## Exercise directions
Can you output the records below exactly as they are written?

— Begin Material to process —

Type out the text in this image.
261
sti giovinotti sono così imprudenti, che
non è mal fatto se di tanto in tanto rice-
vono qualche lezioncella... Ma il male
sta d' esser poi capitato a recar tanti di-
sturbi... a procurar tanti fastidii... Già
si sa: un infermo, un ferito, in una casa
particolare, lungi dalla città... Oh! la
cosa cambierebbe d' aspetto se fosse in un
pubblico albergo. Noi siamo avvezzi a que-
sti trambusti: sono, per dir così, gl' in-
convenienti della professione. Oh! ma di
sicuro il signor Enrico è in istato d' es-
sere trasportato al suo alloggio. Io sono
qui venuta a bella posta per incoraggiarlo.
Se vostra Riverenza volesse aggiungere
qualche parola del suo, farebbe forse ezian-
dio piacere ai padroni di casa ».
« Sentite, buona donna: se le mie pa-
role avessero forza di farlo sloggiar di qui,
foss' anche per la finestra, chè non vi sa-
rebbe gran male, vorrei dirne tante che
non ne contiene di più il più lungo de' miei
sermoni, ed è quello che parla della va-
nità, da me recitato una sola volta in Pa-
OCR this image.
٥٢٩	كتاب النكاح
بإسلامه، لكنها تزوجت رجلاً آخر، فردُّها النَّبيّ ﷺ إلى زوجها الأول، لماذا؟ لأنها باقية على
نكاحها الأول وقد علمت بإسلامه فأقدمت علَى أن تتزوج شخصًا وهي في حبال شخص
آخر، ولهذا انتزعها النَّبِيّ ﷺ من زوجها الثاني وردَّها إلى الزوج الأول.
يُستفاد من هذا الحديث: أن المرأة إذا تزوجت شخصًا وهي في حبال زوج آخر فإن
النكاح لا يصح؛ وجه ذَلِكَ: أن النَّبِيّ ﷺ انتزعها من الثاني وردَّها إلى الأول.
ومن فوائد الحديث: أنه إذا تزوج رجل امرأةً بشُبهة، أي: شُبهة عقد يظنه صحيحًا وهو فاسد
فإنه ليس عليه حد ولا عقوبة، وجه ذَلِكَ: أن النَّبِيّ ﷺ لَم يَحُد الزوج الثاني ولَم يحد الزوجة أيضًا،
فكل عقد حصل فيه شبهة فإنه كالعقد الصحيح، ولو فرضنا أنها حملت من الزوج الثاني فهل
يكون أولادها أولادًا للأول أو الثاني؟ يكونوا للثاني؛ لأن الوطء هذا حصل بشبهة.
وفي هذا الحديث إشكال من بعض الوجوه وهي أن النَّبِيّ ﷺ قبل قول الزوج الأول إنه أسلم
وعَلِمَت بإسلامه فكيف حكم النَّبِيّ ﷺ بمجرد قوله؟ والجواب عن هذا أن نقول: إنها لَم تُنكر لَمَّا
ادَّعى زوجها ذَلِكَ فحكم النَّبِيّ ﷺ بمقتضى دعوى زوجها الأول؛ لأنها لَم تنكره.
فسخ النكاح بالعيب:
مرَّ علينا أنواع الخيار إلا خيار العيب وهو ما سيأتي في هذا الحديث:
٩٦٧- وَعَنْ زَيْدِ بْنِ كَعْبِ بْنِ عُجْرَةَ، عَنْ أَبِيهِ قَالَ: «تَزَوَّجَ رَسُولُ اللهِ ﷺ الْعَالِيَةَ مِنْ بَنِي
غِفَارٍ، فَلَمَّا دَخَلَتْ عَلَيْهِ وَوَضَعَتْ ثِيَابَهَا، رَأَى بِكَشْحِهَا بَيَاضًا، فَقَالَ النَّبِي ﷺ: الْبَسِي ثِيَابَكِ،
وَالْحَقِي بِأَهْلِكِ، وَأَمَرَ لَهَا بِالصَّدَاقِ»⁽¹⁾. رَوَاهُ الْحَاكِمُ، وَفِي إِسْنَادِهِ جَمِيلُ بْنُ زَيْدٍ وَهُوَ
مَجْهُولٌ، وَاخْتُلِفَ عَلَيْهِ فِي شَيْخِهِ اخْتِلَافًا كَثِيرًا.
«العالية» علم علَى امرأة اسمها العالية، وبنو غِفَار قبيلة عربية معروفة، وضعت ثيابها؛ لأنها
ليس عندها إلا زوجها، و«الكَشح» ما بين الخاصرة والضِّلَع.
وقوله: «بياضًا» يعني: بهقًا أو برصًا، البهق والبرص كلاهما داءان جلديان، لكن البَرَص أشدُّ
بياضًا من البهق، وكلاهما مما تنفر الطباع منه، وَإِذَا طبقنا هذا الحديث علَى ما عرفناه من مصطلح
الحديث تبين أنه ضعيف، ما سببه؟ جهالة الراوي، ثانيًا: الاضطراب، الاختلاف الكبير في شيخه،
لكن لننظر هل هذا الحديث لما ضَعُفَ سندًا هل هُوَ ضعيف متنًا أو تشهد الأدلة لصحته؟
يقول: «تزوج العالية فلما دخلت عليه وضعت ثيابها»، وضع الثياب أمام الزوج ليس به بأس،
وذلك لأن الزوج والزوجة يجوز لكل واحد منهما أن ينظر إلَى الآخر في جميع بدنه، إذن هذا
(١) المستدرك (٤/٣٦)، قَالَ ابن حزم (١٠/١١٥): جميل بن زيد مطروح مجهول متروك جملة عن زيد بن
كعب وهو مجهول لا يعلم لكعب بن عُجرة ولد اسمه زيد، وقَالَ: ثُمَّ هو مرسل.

— End Material to process —

## Answer
Type out the text in this image.
261
sti giovinotti sono così imprudenti, che
non è mal fatto se di tanto in tanto rice-
vono qualche lezioncella... Ma il male
sta d' esser poi capitato a recar tanti di-
sturbi... a procurar tanti fastidii... Già
si sa: un infermo, un ferito, in una casa
particolare, lungi dalla città... Oh! la
cosa cambierebbe d' aspetto se fosse in un
pubblico albergo. Noi siamo avvezzi a que-
sti trambusti: sono, per dir così, gl' in-
convenienti della professione. Oh! ma di
sicuro il signor Enrico è in istato d' es-
sere trasportato al suo alloggio. Io sono
qui venuta a bella posta per incoraggiarlo.
Se vostra Riverenza volesse aggiungere
qualche parola del suo, farebbe forse ezian-
dio piacere ai padroni di casa ».
« Sentite, buona donna: se le mie pa-
role avessero forza di farlo sloggiar di qui,
foss' anche per la finestra, chè non vi sa-
rebbe gran male, vorrei dirne tante che
non ne contiene di più il più lungo de' miei
sermoni, ed è quello che parla della va-
nità, da me recitato una sola volta in Pa-
OCR this image.
٥٢٩	كتاب النكاح
بإسلامه، لكنها تزوجت رجلاً آخر، فردُّها النَّبيّ ﷺ إلى زوجها الأول، لماذا؟ لأنها باقية على
نكاحها الأول وقد علمت بإسلامه فأقدمت علَى أن تتزوج شخصًا وهي في حبال شخص
آخر، ولهذا انتزعها النَّبِيّ ﷺ من زوجها الثاني وردَّها إلى الزوج الأول.
يُستفاد من هذا الحديث: أن المرأة إذا تزوجت شخصًا وهي في حبال زوج آخر فإن
النكاح لا يصح؛ وجه ذَلِكَ: أن النَّبِيّ ﷺ انتزعها من الثاني وردَّها إلى الأول.
ومن فوائد الحديث: أنه إذا تزوج رجل امرأةً بشُبهة، أي: شُبهة عقد يظنه صحيحًا وهو فاسد
فإنه ليس عليه حد ولا عقوبة، وجه ذَلِكَ: أن النَّبِيّ ﷺ لَم يَحُد الزوج الثاني ولَم يحد الزوجة أيضًا،
فكل عقد حصل فيه شبهة فإنه كالعقد الصحيح، ولو فرضنا أنها حملت من الزوج الثاني فهل
يكون أولادها أولادًا للأول أو الثاني؟ يكونوا للثاني؛ لأن الوطء هذا حصل بشبهة.
وفي هذا الحديث إشكال من بعض الوجوه وهي أن النَّبِيّ ﷺ قبل قول الزوج الأول إنه أسلم
وعَلِمَت بإسلامه فكيف حكم النَّبِيّ ﷺ بمجرد قوله؟ والجواب عن هذا أن نقول: إنها لَم تُنكر لَمَّا
ادَّعى زوجها ذَلِكَ فحكم النَّبِيّ ﷺ بمقتضى دعوى زوجها الأول؛ لأنها لَم تنكره.
فسخ النكاح بالعيب:
مرَّ علينا أنواع الخيار إلا خيار العيب وهو ما سيأتي في هذا الحديث:
٩٦٧- وَعَنْ زَيْدِ بْنِ كَعْبِ بْنِ عُجْرَةَ، عَنْ أَبِيهِ قَالَ: «تَزَوَّجَ رَسُولُ اللهِ ﷺ الْعَالِيَةَ مِنْ بَنِي
غِفَارٍ، فَلَمَّا دَخَلَتْ عَلَيْهِ وَوَضَعَتْ ثِيَابَهَا، رَأَى بِكَشْحِهَا بَيَاضًا، فَقَالَ النَّبِي ﷺ: الْبَسِي ثِيَابَكِ،
وَالْحَقِي بِأَهْلِكِ، وَأَمَرَ لَهَا بِالصَّدَاقِ»⁽¹⁾. رَوَاهُ الْحَاكِمُ، وَفِي إِسْنَادِهِ جَمِيلُ بْنُ زَيْدٍ وَهُوَ
مَجْهُولٌ، وَاخْتُلِفَ عَلَيْهِ فِي شَيْخِهِ اخْتِلَافًا كَثِيرًا.
«العالية» علم علَى امرأة اسمها العالية، وبنو غِفَار قبيلة عربية معروفة، وضعت ثيابها؛ لأنها
ليس عندها إلا زوجها، و«الكَشح» ما بين الخاصرة والضِّلَع.
وقوله: «بياضًا» يعني: بهقًا أو برصًا، البهق والبرص كلاهما داءان جلديان، لكن البَرَص أشدُّ
بياضًا من البهق، وكلاهما مما تنفر الطباع منه، وَإِذَا طبقنا هذا الحديث علَى ما عرفناه من مصطلح
الحديث تبين أنه ضعيف، ما سببه؟ جهالة الراوي، ثانيًا: الاضطراب، الاختلاف الكبير في شيخه،
لكن لننظر هل هذا الحديث لما ضَعُفَ سندًا هل هُوَ ضعيف متنًا أو تشهد الأدلة لصحته؟
يقول: «تزوج العالية فلما دخلت عليه وضعت ثيابها»، وضع الثياب أمام الزوج ليس به بأس،
وذلك لأن الزوج والزوجة يجوز لكل واحد منهما أن ينظر إلَى الآخر في جميع بدنه، إذن هذا
(١) المستدرك (٤/٣٦)، قَالَ ابن حزم (١٠/١١٥): جميل بن زيد مطروح مجهول متروك جملة عن زيد بن
كعب وهو مجهول لا يعلم لكعب بن عُجرة ولد اسمه زيد، وقَالَ: ثُمَّ هو مرسل.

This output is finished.